EXERCISE OBJECTIVE: Restate the full set of records exactly, word for word.
---------------
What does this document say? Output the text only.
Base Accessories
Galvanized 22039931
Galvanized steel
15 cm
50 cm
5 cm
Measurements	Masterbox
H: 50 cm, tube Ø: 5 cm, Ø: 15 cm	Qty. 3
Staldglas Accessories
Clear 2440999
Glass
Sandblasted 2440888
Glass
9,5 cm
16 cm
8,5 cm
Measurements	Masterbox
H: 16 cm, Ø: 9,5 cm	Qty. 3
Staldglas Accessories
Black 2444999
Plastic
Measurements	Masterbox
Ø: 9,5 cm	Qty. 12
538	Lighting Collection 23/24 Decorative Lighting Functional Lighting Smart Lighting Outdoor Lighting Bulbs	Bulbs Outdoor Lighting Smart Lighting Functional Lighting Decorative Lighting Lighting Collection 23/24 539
---------------
OUTPUT:
What does this document say? Output the text only.
Base Accessories
Galvanized 22039931
Galvanized steel
15 cm
50 cm
5 cm
Measurements	Masterbox
H: 50 cm, tube Ø: 5 cm, Ø: 15 cm	Qty. 3
Staldglas Accessories
Clear 2440999
Glass
Sandblasted 2440888
Glass
9,5 cm
16 cm
8,5 cm
Measurements	Masterbox
H: 16 cm, Ø: 9,5 cm	Qty. 3
Staldglas Accessories
Black 2444999
Plastic
Measurements	Masterbox
Ø: 9,5 cm	Qty. 12
538	Lighting Collection 23/24 Decorative Lighting Functional Lighting Smart Lighting Outdoor Lighting Bulbs	Bulbs Outdoor Lighting Smart Lighting Functional Lighting Decorative Lighting Lighting Collection 23/24 539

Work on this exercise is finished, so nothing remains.